++++ Selection ++++
# Deamons of chaos Q's



## norest4thewicked (Jun 3, 2009)

I am intrested in playing Deamons of chaos for fantasy.

- Whats their strength?

- Weakness?

-Cost a lot of $$$?

_Fun?

-Are they overpowered or underpowered?

-Is khorne powerful?

Thx:victory:


----------



## Inquisitor Varrius (Jul 3, 2008)

Strengths: Beasts in close combat, butcher either with magic or cc (depending on your marks and unit choices.) Some of the most fun characters and units in Warhammer.

Weakness: if they get hit, they die. Instability is a pain, and now that you can't ally with beasts for some fodder, you're very likely to take a pounding at range and lose a few units before you can cross the table.

$$$: Wouldn't know, I stopped playing when the new codex wrecked my army. You get less models to a box, but they have a higher point cost. I'm really not sure. (Though if you'd like to buy mine...)

Fun: Yes. Nothing beats having _frenzied _ winged daemons, or blasting your enemies into the dirt with Tzeentchian magic. I'd recommend being an undivided army so you can cover all the major fronts. Also a chunk of randomness, lots of dice to roll and a lot of laughs when they eat your friend's army.
++++ Data section ++++
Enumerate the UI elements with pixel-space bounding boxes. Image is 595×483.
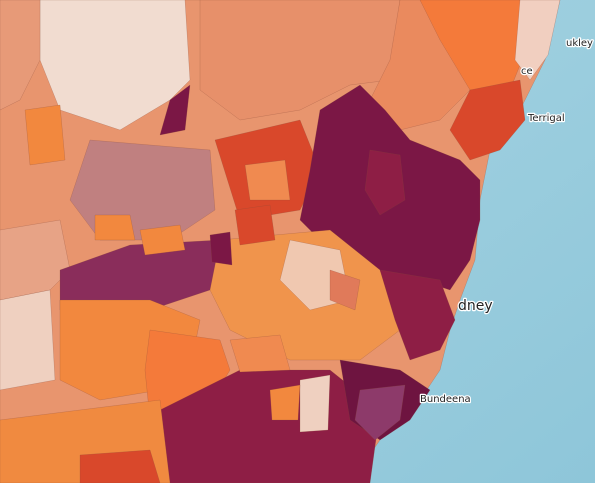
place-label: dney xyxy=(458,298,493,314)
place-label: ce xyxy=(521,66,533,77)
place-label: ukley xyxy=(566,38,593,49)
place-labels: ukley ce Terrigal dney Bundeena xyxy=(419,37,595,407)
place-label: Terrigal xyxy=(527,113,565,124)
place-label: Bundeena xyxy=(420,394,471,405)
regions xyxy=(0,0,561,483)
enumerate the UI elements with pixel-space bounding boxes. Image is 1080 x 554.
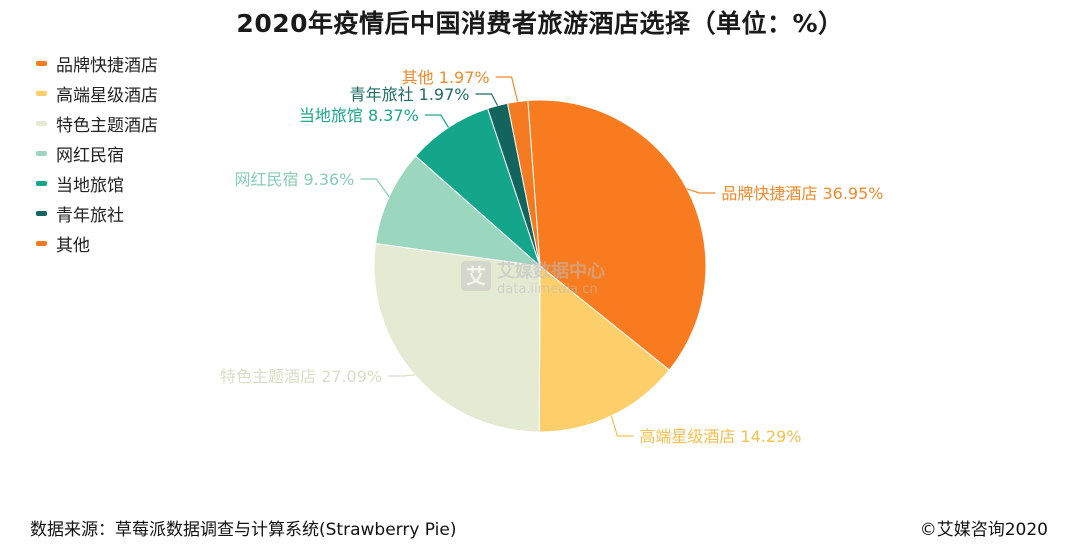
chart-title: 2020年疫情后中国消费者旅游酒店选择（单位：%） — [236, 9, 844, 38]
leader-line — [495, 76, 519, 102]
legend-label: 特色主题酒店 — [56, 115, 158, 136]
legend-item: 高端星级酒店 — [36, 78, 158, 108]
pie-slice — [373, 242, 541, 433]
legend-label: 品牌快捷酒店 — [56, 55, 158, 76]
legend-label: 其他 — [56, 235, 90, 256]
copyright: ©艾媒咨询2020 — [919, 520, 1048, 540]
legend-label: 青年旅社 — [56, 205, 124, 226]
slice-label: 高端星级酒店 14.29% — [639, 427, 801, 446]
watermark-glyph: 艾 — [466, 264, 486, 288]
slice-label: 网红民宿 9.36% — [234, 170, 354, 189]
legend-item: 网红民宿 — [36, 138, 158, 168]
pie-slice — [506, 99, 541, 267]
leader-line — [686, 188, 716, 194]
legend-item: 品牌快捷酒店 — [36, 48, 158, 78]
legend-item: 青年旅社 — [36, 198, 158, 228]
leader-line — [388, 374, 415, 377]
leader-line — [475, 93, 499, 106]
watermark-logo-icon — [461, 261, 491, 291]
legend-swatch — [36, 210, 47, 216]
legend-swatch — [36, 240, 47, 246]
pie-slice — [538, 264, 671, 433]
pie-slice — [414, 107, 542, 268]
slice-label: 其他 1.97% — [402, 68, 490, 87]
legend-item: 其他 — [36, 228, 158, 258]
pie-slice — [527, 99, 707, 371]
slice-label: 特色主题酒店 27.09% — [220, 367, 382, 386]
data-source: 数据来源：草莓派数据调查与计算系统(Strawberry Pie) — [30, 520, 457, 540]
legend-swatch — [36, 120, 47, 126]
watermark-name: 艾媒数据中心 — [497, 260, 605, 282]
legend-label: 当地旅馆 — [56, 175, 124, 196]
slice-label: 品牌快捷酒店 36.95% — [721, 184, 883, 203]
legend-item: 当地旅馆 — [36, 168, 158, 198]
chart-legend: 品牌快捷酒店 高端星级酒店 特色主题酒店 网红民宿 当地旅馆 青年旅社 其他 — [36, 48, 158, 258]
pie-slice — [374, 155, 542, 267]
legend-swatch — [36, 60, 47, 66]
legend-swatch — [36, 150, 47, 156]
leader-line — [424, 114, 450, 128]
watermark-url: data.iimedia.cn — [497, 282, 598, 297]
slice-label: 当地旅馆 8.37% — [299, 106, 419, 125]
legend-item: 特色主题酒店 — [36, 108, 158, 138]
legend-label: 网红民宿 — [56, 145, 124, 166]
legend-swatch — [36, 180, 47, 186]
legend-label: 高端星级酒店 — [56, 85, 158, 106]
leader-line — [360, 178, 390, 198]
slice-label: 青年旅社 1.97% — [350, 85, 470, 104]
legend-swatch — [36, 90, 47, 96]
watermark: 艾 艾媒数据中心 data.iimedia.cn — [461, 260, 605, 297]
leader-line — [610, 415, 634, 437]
++++
Exercise aim:
Answer from the forum thread on Daemons of Chaos:
(a) What date appears on norest4thewicked's post?
(b) In the reply, what can players no longer ally with for fodder?
(c) What kind of army does the reply recommend, and for what purpose?
The records were drawn from a separate source.

Task response:
(a) Jun 3, 2009
(b) Beasts
(c) An undivided army, so you can cover all the major fronts